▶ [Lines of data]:
━━━━━━━━

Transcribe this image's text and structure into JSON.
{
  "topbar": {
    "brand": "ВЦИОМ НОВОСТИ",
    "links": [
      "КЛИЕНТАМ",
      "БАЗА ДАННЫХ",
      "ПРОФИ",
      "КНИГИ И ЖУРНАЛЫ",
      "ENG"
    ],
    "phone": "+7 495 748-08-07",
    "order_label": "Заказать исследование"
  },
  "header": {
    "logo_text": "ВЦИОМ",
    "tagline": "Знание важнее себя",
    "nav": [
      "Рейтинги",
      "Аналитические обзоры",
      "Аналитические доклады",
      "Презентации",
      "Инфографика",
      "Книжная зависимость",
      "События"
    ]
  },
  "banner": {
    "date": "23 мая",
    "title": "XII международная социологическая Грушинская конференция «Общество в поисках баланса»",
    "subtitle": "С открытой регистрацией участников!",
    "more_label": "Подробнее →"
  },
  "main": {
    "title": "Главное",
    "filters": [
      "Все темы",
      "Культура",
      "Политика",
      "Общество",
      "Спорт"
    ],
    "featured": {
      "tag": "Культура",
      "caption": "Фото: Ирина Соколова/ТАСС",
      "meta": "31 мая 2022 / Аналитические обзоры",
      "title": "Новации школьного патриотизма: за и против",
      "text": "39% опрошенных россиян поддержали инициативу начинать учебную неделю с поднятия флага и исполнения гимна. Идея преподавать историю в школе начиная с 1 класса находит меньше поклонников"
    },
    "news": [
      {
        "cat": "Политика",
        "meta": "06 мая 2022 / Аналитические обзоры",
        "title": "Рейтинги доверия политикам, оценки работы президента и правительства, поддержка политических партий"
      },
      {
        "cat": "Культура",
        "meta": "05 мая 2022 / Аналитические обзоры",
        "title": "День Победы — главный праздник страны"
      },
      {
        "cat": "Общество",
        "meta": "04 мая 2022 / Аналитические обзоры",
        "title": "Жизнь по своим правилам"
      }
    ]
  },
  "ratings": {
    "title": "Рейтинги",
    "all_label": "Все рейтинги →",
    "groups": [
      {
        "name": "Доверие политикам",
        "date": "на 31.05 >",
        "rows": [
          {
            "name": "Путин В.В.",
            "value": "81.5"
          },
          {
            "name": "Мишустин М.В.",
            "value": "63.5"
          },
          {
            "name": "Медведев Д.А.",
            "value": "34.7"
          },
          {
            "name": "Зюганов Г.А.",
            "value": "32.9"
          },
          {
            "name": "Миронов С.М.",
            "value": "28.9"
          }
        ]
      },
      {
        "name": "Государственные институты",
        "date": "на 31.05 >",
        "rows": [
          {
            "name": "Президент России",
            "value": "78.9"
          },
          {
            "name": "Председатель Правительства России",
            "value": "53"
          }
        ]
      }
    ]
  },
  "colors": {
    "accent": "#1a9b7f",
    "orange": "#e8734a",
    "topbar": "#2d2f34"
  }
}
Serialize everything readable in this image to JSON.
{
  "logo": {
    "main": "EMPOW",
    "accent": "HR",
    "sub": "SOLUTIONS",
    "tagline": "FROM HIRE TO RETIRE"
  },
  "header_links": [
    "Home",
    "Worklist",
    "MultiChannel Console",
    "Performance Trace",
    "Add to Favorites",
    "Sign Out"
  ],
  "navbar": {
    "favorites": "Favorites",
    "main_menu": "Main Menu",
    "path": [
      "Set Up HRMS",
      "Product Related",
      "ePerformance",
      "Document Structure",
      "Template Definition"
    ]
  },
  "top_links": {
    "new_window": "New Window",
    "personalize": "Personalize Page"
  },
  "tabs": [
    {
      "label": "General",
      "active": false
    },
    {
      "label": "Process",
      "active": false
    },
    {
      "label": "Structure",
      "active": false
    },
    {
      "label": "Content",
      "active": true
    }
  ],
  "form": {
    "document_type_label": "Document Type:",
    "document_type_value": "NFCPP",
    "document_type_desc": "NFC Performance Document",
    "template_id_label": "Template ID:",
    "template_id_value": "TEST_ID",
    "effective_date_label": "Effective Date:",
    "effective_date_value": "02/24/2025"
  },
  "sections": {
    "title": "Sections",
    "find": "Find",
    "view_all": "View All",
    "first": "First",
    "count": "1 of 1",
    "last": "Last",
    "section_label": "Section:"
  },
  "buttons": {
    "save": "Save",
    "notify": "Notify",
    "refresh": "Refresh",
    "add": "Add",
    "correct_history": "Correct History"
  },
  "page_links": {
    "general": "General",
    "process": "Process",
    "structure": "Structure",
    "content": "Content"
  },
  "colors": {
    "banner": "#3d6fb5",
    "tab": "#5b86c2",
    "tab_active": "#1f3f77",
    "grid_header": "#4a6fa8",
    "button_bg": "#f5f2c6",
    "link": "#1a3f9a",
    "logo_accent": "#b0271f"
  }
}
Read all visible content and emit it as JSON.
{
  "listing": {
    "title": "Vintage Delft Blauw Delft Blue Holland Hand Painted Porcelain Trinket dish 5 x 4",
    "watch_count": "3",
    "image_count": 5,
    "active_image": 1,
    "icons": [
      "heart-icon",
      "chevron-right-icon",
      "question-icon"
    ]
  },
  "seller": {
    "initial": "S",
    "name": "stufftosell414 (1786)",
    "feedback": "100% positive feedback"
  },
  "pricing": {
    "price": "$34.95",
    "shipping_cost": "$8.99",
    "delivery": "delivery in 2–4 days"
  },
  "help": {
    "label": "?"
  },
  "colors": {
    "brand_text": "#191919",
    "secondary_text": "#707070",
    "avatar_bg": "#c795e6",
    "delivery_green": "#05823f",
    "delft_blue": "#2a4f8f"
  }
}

━━━━━━━━

Every entry above should be retyped exactly as shown.

Transcribe this image's text and structure into JSON.
{
  "topbar": {
    "brand": "ВЦИОМ НОВОСТИ",
    "links": [
      "КЛИЕНТАМ",
      "БАЗА ДАННЫХ",
      "ПРОФИ",
      "КНИГИ И ЖУРНАЛЫ",
      "ENG"
    ],
    "phone": "+7 495 748-08-07",
    "order_label": "Заказать исследование"
  },
  "header": {
    "logo_text": "ВЦИОМ",
    "tagline": "Знание важнее себя",
    "nav": [
      "Рейтинги",
      "Аналитические обзоры",
      "Аналитические доклады",
      "Презентации",
      "Инфографика",
      "Книжная зависимость",
      "События"
    ]
  },
  "banner": {
    "date": "23 мая",
    "title": "XII международная социологическая Грушинская конференция «Общество в поисках баланса»",
    "subtitle": "С открытой регистрацией участников!",
    "more_label": "Подробнее →"
  },
  "main": {
    "title": "Главное",
    "filters": [
      "Все темы",
      "Культура",
      "Политика",
      "Общество",
      "Спорт"
    ],
    "featured": {
      "tag": "Культура",
      "caption": "Фото: Ирина Соколова/ТАСС",
      "meta": "31 мая 2022 / Аналитические обзоры",
      "title": "Новации школьного патриотизма: за и против",
      "text": "39% опрошенных россиян поддержали инициативу начинать учебную неделю с поднятия флага и исполнения гимна. Идея преподавать историю в школе начиная с 1 класса находит меньше поклонников"
    },
    "news": [
      {
        "cat": "Политика",
        "meta": "06 мая 2022 / Аналитические обзоры",
        "title": "Рейтинги доверия политикам, оценки работы президента и правительства, поддержка политических партий"
      },
      {
        "cat": "Культура",
        "meta": "05 мая 2022 / Аналитические обзоры",
        "title": "День Победы — главный праздник страны"
      },
      {
        "cat": "Общество",
        "meta": "04 мая 2022 / Аналитические обзоры",
        "title": "Жизнь по своим правилам"
      }
    ]
  },
  "ratings": {
    "title": "Рейтинги",
    "all_label": "Все рейтинги →",
    "groups": [
      {
        "name": "Доверие политикам",
        "date": "на 31.05 >",
        "rows": [
          {
            "name": "Путин В.В.",
            "value": "81.5"
          },
          {
            "name": "Мишустин М.В.",
            "value": "63.5"
          },
          {
            "name": "Медведев Д.А.",
            "value": "34.7"
          },
          {
            "name": "Зюганов Г.А.",
            "value": "32.9"
          },
          {
            "name": "Миронов С.М.",
            "value": "28.9"
          }
        ]
      },
      {
        "name": "Государственные институты",
        "date": "на 31.05 >",
        "rows": [
          {
            "name": "Президент России",
            "value": "78.9"
          },
          {
            "name": "Председатель Правительства России",
            "value": "53"
          }
        ]
      }
    ]
  },
  "colors": {
    "accent": "#1a9b7f",
    "orange": "#e8734a",
    "topbar": "#2d2f34"
  }
}
Serialize everything readable in this image to JSON.
{
  "logo": {
    "main": "EMPOW",
    "accent": "HR",
    "sub": "SOLUTIONS",
    "tagline": "FROM HIRE TO RETIRE"
  },
  "header_links": [
    "Home",
    "Worklist",
    "MultiChannel Console",
    "Performance Trace",
    "Add to Favorites",
    "Sign Out"
  ],
  "navbar": {
    "favorites": "Favorites",
    "main_menu": "Main Menu",
    "path": [
      "Set Up HRMS",
      "Product Related",
      "ePerformance",
      "Document Structure",
      "Template Definition"
    ]
  },
  "top_links": {
    "new_window": "New Window",
    "personalize": "Personalize Page"
  },
  "tabs": [
    {
      "label": "General",
      "active": false
    },
    {
      "label": "Process",
      "active": false
    },
    {
      "label": "Structure",
      "active": false
    },
    {
      "label": "Content",
      "active": true
    }
  ],
  "form": {
    "document_type_label": "Document Type:",
    "document_type_value": "NFCPP",
    "document_type_desc": "NFC Performance Document",
    "template_id_label": "Template ID:",
    "template_id_value": "TEST_ID",
    "effective_date_label": "Effective Date:",
    "effective_date_value": "02/24/2025"
  },
  "sections": {
    "title": "Sections",
    "find": "Find",
    "view_all": "View All",
    "first": "First",
    "count": "1 of 1",
    "last": "Last",
    "section_label": "Section:"
  },
  "buttons": {
    "save": "Save",
    "notify": "Notify",
    "refresh": "Refresh",
    "add": "Add",
    "correct_history": "Correct History"
  },
  "page_links": {
    "general": "General",
    "process": "Process",
    "structure": "Structure",
    "content": "Content"
  },
  "colors": {
    "banner": "#3d6fb5",
    "tab": "#5b86c2",
    "tab_active": "#1f3f77",
    "grid_header": "#4a6fa8",
    "button_bg": "#f5f2c6",
    "link": "#1a3f9a",
    "logo_accent": "#b0271f"
  }
}
Read all visible content and emit it as JSON.
{
  "listing": {
    "title": "Vintage Delft Blauw Delft Blue Holland Hand Painted Porcelain Trinket dish 5 x 4",
    "watch_count": "3",
    "image_count": 5,
    "active_image": 1,
    "icons": [
      "heart-icon",
      "chevron-right-icon",
      "question-icon"
    ]
  },
  "seller": {
    "initial": "S",
    "name": "stufftosell414 (1786)",
    "feedback": "100% positive feedback"
  },
  "pricing": {
    "price": "$34.95",
    "shipping_cost": "$8.99",
    "delivery": "delivery in 2–4 days"
  },
  "help": {
    "label": "?"
  },
  "colors": {
    "brand_text": "#191919",
    "secondary_text": "#707070",
    "avatar_bg": "#c795e6",
    "delivery_green": "#05823f",
    "delft_blue": "#2a4f8f"
  }
}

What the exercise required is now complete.